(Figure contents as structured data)
****************

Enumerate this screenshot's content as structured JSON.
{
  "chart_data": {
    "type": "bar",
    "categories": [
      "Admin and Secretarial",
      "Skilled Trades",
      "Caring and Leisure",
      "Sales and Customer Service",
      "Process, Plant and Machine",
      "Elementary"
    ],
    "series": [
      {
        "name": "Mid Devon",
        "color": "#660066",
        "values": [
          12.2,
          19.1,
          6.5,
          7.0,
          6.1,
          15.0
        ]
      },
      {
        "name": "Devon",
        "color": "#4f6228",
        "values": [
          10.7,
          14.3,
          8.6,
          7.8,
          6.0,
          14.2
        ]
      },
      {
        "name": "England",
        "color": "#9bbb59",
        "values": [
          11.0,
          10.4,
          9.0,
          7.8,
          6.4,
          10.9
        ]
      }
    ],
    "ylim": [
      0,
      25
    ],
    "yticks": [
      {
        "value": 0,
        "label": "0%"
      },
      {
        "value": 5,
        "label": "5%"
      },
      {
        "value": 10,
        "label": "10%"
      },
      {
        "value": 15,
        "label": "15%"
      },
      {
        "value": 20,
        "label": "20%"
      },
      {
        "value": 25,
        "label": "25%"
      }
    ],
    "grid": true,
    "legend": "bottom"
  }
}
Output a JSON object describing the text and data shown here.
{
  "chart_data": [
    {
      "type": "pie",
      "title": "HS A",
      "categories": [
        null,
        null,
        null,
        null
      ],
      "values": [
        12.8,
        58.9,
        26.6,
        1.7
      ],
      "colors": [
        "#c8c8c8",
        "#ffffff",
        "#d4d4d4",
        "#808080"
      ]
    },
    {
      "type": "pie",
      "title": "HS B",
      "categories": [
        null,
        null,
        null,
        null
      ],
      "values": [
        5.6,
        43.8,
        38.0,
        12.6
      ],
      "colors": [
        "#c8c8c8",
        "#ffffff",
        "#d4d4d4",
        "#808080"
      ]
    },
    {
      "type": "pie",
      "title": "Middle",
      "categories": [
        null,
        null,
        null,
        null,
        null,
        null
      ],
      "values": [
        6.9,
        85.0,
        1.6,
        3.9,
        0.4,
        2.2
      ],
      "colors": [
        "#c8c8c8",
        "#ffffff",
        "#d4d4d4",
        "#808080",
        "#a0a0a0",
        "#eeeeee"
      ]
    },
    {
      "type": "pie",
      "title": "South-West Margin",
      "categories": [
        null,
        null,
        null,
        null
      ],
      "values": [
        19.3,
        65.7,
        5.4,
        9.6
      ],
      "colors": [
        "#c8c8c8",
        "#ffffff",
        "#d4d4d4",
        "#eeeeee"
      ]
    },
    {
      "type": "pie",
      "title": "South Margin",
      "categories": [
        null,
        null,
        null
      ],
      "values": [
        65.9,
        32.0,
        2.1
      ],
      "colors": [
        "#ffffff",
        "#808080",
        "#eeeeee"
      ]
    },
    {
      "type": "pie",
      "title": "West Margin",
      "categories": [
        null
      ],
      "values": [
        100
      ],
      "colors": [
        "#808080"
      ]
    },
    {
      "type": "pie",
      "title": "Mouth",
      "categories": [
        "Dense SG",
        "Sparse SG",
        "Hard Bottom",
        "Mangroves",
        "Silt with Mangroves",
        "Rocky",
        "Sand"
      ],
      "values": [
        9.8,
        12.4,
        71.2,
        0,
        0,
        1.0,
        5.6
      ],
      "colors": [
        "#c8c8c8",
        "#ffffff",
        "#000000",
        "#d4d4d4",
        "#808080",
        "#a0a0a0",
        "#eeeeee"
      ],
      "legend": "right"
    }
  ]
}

****************

### What you are asked to do
Scan the listing above and copy all lines containing the word "Margin".

### Response to the exercise
      "title": "South-West Margin",
      "title": "South Margin",
      "title": "West Margin",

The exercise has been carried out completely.